CHALLENGE
Go through the entries below and copy each line containing the word "screenshot".

DATA PROVIDED

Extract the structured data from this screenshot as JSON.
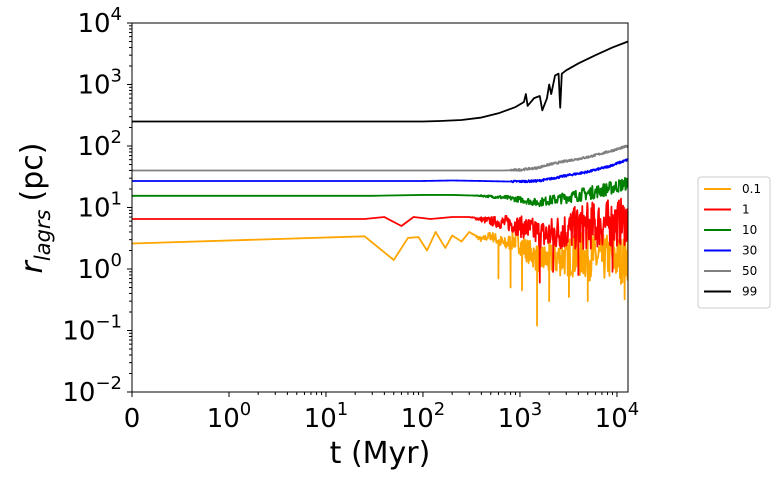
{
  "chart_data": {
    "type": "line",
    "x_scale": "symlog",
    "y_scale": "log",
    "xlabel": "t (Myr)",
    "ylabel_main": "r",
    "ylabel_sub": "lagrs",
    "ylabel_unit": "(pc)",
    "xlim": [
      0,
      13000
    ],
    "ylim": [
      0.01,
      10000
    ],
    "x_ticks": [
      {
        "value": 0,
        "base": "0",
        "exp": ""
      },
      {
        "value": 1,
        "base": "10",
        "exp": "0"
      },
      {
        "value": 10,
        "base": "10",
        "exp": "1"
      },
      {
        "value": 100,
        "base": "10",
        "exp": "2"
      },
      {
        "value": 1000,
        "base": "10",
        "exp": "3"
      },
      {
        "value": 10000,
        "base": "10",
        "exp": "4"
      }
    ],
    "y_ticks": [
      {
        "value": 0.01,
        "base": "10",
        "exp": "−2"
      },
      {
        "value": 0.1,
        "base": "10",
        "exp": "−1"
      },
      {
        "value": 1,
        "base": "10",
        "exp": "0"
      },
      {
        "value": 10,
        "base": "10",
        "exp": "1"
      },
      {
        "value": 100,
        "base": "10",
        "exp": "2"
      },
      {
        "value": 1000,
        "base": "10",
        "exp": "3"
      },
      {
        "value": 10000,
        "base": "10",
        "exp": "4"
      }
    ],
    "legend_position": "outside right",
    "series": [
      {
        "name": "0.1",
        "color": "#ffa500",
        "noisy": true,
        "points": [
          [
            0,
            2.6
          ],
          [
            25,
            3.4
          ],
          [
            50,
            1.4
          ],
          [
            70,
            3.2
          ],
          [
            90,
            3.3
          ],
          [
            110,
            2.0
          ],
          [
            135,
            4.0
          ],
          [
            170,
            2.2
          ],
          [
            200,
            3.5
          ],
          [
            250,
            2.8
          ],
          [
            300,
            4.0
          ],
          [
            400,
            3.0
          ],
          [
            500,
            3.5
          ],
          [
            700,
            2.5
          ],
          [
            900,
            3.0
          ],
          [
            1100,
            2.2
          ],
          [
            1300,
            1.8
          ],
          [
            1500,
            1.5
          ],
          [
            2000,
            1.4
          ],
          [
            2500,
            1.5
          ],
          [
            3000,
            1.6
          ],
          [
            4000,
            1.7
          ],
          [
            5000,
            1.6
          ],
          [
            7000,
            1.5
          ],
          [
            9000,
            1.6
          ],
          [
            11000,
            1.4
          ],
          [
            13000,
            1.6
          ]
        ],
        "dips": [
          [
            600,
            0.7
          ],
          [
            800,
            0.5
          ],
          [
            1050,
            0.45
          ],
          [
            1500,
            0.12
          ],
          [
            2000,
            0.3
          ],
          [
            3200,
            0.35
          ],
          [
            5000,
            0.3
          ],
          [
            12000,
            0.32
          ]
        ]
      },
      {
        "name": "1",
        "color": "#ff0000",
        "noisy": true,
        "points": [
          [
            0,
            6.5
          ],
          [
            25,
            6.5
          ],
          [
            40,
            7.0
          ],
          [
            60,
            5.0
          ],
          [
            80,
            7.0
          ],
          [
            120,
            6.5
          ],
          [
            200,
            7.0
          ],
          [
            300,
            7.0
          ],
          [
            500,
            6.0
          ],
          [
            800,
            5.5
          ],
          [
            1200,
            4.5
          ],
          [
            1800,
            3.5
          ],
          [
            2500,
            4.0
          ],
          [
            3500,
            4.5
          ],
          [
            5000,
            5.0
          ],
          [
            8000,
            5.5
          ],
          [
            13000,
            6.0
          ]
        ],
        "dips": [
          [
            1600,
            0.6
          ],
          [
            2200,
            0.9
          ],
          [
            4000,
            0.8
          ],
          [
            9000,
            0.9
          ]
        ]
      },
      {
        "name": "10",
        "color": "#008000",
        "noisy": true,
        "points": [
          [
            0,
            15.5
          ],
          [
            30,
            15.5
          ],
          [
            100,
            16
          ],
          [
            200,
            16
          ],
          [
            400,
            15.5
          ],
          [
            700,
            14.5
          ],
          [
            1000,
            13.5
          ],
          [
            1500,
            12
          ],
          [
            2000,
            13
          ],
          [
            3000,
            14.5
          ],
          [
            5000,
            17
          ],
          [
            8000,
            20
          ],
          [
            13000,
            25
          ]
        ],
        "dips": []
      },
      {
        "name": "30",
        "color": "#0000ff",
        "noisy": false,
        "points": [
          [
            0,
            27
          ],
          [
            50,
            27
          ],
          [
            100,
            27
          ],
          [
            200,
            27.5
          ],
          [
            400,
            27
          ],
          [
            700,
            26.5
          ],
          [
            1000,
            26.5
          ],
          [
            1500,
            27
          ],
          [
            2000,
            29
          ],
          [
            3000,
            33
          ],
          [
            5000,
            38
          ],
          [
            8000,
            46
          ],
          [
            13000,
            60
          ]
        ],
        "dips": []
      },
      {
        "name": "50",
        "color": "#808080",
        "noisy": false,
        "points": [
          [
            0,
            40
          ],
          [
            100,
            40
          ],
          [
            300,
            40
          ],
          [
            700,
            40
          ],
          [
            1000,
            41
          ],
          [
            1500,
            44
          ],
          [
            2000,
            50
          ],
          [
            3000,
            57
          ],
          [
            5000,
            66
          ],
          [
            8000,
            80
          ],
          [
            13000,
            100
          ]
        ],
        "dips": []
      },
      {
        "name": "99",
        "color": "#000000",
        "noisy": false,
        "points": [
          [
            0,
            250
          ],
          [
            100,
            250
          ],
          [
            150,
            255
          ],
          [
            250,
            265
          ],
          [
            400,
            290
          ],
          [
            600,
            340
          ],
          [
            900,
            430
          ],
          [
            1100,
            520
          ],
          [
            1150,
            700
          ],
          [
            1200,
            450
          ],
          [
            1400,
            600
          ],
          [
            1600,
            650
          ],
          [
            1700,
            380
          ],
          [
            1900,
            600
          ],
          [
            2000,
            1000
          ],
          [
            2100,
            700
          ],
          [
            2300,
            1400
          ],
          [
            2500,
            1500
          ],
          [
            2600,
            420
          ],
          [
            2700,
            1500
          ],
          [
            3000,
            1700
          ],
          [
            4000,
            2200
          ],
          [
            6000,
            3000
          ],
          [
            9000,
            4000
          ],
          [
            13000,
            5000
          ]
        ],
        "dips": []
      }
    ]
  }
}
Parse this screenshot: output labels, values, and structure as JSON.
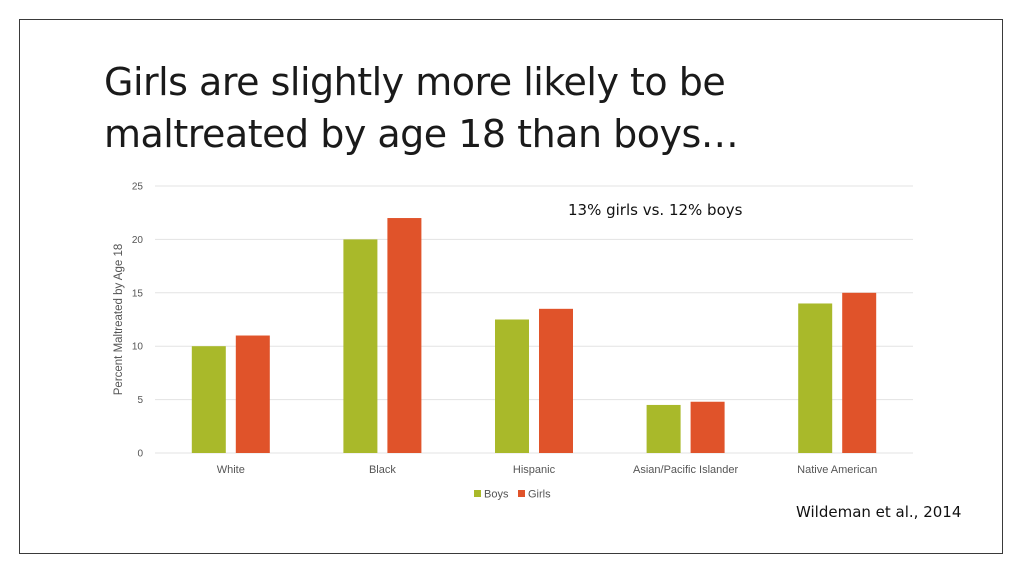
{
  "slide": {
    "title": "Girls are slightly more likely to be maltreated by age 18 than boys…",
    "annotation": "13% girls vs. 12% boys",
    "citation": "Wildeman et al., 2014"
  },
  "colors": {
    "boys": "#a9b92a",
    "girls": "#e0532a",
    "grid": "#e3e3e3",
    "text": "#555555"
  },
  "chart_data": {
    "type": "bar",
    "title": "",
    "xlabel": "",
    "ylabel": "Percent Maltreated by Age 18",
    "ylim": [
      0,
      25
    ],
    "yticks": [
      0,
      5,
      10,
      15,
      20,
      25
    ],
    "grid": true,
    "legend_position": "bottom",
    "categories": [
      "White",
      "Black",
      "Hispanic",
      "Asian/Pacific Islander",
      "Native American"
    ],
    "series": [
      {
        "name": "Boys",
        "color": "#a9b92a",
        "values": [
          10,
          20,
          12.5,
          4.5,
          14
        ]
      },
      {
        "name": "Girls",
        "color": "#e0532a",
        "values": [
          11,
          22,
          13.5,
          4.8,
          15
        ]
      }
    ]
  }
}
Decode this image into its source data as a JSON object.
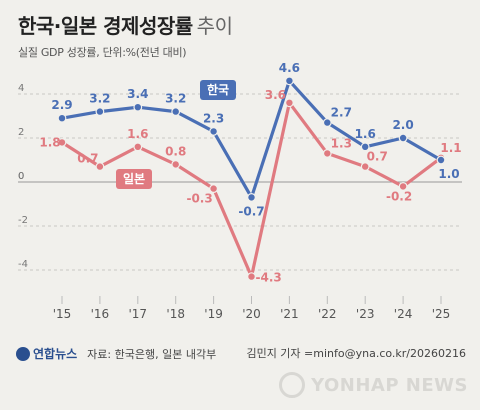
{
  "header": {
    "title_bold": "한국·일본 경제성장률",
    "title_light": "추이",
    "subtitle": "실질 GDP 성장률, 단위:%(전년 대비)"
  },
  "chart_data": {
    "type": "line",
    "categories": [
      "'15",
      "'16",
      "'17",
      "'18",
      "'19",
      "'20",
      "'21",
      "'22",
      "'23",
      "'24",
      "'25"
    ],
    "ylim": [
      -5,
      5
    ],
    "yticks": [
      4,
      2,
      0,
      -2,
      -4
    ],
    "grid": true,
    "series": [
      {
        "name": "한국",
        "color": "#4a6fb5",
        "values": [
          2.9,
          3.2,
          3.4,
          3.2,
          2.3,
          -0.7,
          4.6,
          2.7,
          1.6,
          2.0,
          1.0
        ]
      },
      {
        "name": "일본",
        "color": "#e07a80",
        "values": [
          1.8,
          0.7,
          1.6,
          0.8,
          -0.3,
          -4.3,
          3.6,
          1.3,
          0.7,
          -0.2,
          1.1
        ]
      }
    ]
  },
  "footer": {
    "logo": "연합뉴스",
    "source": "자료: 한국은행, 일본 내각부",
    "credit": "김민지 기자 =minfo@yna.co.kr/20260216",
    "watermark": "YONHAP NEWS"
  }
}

---

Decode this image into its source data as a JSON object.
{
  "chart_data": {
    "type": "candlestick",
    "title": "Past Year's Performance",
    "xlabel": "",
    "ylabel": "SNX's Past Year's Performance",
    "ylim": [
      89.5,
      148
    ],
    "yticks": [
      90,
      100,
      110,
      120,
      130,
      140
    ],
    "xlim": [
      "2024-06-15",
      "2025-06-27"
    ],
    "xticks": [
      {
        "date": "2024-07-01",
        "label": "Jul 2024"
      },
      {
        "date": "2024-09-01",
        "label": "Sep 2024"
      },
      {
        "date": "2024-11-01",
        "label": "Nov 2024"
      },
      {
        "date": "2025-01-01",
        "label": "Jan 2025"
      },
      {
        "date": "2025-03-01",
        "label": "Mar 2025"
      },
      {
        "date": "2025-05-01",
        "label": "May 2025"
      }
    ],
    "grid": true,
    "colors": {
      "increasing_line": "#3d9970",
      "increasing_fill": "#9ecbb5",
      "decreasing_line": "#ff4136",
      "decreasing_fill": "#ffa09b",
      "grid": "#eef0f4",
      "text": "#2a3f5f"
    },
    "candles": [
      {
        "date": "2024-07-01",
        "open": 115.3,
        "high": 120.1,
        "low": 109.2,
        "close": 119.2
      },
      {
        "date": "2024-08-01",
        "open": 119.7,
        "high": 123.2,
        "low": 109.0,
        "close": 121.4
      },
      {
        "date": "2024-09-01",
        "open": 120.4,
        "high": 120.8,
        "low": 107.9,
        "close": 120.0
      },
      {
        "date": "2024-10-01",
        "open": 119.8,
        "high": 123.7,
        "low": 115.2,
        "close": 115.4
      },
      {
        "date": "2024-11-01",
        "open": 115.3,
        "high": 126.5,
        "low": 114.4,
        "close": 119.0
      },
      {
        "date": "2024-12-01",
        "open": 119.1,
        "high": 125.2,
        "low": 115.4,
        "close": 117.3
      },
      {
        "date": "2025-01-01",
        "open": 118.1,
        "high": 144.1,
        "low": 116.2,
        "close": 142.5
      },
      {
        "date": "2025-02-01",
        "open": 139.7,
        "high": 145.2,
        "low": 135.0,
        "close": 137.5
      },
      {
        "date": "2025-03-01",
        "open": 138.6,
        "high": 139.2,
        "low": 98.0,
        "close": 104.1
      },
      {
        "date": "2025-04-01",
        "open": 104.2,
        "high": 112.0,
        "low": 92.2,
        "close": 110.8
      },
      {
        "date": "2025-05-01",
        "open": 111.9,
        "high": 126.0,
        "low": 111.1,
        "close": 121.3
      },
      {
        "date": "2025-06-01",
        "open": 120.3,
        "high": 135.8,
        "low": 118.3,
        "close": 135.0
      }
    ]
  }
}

REPLY
Extract the structured data from this screenshot as JSON.
Parse this screenshot: output labels, values, and structure as JSON.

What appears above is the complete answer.